>> begin DATA EXTRACT

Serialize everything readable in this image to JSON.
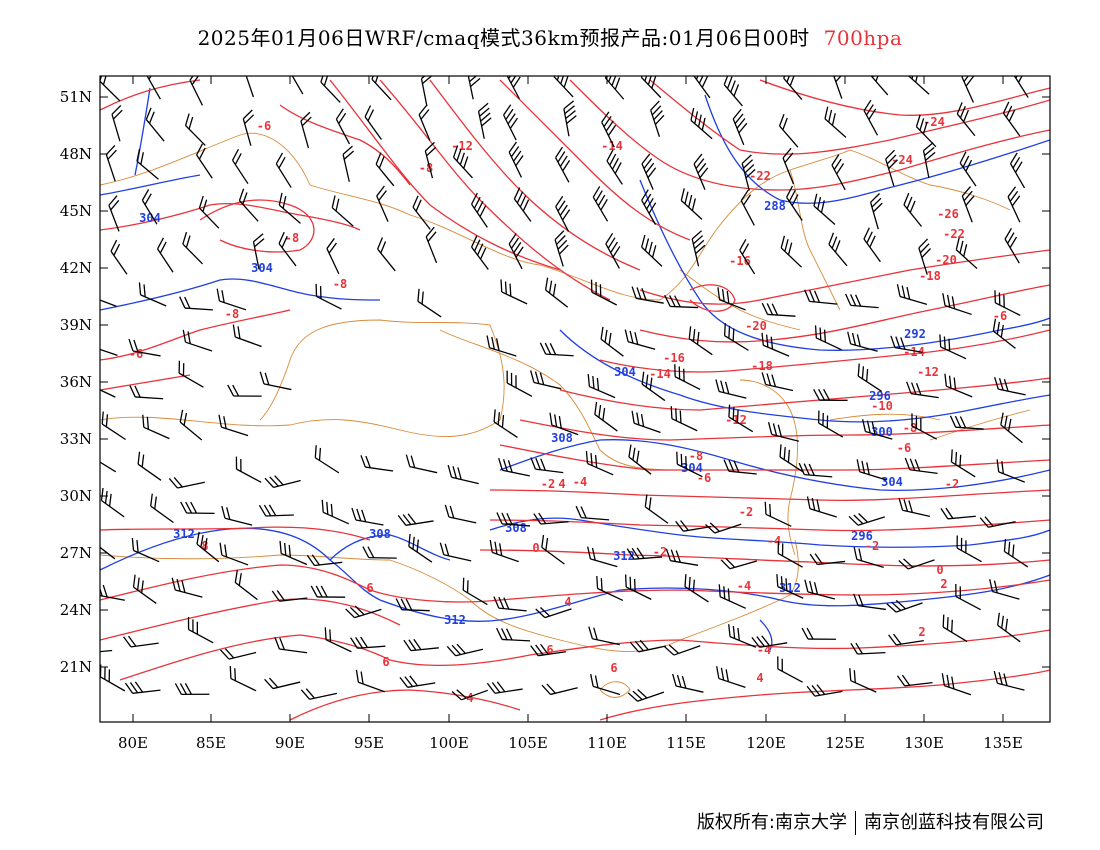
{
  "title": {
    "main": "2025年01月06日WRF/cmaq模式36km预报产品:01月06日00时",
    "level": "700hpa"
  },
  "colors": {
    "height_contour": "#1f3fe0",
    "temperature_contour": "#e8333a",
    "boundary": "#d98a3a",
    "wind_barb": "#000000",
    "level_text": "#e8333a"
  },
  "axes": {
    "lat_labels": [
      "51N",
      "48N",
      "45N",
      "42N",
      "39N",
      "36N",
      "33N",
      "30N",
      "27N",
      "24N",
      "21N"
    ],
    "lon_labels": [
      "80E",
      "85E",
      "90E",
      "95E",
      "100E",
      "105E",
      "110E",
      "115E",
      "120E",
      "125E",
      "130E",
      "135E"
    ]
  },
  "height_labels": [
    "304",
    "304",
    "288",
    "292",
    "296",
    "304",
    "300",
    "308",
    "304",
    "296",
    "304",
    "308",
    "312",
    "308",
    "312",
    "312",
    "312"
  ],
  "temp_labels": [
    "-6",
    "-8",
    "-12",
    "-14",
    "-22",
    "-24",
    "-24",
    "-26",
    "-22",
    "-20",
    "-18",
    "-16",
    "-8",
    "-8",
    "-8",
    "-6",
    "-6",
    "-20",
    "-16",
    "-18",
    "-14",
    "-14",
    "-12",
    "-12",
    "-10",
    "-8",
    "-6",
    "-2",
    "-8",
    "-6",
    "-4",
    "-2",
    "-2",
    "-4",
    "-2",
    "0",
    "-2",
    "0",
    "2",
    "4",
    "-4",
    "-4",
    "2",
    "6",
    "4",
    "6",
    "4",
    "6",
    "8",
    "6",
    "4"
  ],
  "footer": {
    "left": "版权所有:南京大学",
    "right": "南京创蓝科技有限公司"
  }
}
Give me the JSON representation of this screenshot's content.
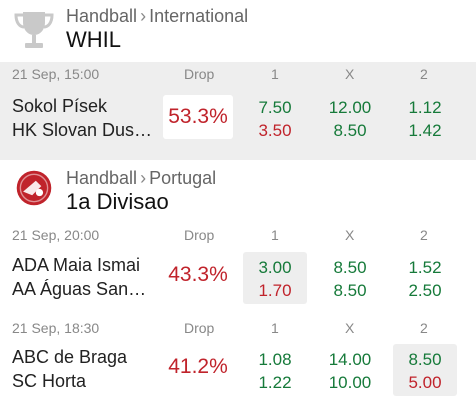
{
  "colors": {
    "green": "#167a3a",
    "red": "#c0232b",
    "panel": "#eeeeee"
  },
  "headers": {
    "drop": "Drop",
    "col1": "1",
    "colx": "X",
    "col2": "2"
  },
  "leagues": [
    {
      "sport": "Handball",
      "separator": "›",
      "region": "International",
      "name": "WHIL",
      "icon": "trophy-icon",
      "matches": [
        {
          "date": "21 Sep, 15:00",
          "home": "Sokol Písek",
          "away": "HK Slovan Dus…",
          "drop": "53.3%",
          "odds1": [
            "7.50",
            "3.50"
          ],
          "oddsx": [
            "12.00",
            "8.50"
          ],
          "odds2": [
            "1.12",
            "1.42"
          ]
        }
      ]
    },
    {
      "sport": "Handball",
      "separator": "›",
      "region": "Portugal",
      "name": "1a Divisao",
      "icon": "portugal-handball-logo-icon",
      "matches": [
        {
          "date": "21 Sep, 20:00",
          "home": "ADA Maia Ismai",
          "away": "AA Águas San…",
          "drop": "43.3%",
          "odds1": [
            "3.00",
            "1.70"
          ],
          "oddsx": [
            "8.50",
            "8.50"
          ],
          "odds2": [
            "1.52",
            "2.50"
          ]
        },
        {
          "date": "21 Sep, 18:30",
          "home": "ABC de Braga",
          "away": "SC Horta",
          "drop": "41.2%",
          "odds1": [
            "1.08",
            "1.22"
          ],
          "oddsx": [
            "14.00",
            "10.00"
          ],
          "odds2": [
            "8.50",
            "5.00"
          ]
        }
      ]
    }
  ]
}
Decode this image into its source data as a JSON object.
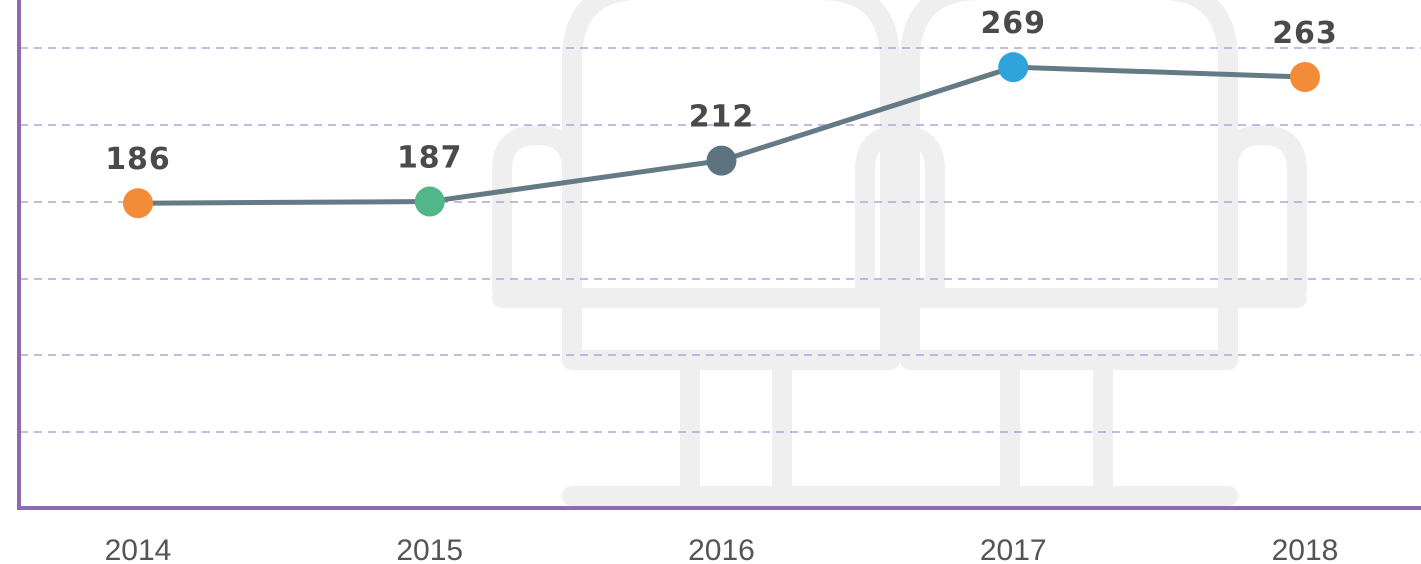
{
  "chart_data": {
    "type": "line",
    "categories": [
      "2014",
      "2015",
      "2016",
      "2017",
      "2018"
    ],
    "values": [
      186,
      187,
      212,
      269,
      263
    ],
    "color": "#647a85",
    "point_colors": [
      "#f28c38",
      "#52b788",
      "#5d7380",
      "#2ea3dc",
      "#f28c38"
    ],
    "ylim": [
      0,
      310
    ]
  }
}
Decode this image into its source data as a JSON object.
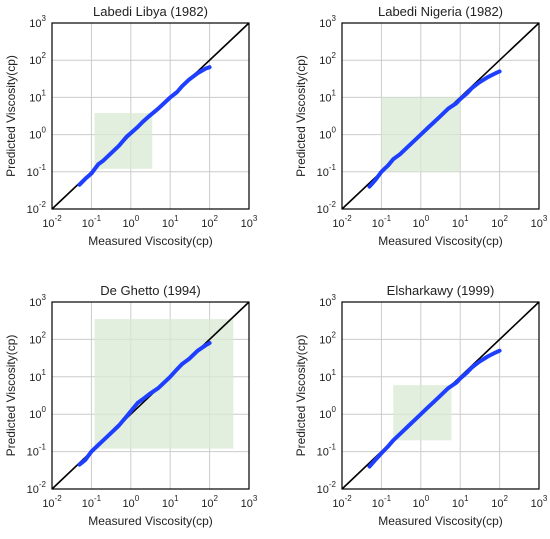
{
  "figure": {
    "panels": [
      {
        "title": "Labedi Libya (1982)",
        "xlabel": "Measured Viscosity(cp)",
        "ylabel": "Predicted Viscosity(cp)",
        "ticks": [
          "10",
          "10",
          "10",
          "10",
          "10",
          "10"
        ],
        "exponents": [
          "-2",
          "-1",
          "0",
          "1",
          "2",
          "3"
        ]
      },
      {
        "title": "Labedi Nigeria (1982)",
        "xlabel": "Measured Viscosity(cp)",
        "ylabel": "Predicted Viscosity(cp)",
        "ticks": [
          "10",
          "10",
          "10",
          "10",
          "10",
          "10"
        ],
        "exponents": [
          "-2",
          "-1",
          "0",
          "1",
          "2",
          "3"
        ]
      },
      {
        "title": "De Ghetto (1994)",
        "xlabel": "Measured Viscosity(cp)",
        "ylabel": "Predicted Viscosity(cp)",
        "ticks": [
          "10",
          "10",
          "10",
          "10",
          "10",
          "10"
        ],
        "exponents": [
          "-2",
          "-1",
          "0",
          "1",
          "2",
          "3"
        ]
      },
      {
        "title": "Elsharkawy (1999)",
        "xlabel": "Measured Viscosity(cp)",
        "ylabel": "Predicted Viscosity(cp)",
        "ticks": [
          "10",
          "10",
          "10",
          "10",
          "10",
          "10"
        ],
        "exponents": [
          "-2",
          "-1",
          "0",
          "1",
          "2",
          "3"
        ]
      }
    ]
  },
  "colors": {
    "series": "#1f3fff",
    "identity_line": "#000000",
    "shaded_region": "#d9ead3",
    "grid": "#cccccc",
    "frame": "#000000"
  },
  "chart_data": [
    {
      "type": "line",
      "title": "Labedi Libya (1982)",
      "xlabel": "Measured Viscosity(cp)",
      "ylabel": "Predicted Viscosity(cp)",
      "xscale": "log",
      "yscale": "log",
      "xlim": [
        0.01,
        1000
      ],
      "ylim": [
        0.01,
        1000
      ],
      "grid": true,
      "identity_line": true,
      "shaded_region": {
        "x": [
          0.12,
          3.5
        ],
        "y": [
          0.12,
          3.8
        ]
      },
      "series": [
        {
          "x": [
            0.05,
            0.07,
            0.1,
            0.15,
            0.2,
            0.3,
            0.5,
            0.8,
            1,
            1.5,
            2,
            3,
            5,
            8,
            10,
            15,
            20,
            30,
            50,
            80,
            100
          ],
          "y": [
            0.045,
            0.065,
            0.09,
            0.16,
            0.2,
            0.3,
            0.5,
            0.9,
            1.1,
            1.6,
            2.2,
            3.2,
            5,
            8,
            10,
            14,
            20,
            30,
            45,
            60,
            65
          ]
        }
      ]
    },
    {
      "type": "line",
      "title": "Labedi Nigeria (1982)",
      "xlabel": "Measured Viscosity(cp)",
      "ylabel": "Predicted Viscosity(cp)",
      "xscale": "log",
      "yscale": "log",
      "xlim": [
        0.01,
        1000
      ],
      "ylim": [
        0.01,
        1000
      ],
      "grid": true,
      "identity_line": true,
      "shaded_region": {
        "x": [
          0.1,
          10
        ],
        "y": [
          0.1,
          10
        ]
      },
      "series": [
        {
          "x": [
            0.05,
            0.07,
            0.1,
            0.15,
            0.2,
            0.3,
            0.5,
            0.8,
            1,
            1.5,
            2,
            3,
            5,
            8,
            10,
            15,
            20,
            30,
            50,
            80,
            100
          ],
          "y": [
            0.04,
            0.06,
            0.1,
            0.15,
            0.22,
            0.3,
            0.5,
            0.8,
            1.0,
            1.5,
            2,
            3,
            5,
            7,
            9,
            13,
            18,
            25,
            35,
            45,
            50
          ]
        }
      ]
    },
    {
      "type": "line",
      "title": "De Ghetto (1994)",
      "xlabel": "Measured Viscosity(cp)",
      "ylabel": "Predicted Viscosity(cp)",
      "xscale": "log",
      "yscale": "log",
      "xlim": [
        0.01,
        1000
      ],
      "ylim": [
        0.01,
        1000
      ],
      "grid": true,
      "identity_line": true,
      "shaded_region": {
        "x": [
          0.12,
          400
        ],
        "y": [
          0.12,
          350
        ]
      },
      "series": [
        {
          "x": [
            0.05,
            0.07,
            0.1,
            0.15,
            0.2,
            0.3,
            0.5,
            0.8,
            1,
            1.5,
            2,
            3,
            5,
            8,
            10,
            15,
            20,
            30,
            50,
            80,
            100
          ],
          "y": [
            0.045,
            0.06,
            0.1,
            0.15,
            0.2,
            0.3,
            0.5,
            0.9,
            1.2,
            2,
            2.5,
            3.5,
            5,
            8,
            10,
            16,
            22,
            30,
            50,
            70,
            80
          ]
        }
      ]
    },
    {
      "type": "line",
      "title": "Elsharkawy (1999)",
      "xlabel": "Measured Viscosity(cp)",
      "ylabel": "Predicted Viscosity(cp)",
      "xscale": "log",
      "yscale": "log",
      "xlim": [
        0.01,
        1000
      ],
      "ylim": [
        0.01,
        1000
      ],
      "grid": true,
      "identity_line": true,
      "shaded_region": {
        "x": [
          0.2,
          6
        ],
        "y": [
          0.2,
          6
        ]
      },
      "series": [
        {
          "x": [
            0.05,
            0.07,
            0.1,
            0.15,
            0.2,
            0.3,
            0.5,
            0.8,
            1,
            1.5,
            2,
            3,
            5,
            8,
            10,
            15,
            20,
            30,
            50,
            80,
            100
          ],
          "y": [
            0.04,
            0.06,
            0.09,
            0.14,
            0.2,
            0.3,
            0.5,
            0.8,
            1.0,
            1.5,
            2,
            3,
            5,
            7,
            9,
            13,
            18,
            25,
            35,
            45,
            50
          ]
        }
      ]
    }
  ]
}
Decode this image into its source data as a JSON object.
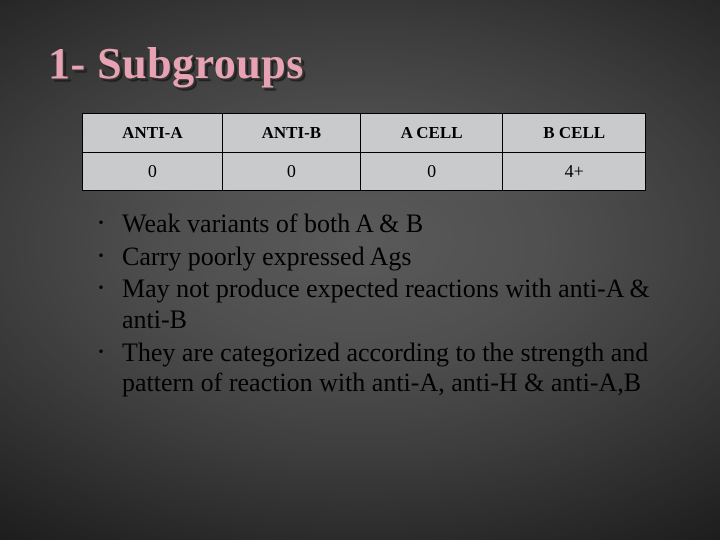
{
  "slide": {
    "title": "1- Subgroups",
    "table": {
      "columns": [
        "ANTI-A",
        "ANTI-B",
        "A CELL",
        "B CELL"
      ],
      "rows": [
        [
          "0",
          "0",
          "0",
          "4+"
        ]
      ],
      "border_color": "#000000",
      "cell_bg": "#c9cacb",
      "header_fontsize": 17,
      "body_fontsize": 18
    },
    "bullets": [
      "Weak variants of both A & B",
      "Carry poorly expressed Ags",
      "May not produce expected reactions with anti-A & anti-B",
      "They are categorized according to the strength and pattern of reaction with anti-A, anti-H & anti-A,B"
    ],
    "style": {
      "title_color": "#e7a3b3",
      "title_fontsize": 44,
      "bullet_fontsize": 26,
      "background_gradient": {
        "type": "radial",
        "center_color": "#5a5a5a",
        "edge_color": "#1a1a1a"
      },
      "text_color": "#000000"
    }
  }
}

>> end DATA EXTRACT

→ DESCRIPTION OF THE TASK:
Find all lines with "Labedi" in them and copy each one.

→ WORKED ANSWER:
        "title": "Labedi Libya (1982)",
        "title": "Labedi Nigeria (1982)",
      "title": "Labedi Libya (1982)",
      "title": "Labedi Nigeria (1982)",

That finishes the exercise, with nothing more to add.